## [Your instructions]
Check each line of the records below for the word "cytochrome" and copy those where it appears.

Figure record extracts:
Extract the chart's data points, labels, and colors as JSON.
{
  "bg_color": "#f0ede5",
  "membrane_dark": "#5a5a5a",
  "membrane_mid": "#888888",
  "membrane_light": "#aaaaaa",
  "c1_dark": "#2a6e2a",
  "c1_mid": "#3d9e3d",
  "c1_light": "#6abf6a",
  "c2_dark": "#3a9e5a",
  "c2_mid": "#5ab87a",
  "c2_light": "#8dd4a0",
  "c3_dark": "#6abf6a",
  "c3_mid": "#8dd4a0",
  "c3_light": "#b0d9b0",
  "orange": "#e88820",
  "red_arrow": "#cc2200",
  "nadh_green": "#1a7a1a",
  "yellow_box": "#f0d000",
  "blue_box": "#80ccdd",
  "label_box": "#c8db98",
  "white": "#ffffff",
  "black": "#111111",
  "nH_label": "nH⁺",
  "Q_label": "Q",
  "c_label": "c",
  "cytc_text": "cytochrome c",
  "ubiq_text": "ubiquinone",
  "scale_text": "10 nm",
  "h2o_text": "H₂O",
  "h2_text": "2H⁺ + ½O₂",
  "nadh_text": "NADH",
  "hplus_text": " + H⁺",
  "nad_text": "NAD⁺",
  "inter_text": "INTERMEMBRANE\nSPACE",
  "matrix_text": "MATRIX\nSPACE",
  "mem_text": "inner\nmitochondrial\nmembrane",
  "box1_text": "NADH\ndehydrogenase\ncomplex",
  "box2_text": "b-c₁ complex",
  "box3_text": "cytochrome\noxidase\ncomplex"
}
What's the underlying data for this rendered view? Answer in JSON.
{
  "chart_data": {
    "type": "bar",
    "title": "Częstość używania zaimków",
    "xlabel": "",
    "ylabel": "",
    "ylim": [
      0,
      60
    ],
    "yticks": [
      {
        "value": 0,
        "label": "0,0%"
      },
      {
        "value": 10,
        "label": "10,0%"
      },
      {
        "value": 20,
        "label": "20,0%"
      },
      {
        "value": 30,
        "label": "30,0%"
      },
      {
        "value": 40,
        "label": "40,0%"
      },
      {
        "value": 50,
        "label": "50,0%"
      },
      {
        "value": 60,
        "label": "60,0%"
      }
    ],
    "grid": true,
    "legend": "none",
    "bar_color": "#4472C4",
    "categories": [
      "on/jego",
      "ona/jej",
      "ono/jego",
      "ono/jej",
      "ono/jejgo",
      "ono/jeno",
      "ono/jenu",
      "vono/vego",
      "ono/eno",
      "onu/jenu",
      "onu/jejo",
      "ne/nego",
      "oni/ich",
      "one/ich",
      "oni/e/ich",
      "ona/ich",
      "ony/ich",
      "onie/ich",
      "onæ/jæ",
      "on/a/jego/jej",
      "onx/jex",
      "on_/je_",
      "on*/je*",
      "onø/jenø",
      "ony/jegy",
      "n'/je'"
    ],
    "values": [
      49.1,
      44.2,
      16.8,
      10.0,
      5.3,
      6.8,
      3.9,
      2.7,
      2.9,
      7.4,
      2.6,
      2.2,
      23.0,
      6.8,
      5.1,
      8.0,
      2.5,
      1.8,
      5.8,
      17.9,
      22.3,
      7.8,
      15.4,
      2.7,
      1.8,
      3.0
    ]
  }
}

## [Expected answer]
  "cytc_text": "cytochrome c",
  "box3_text": "cytochrome\noxidase\ncomplex"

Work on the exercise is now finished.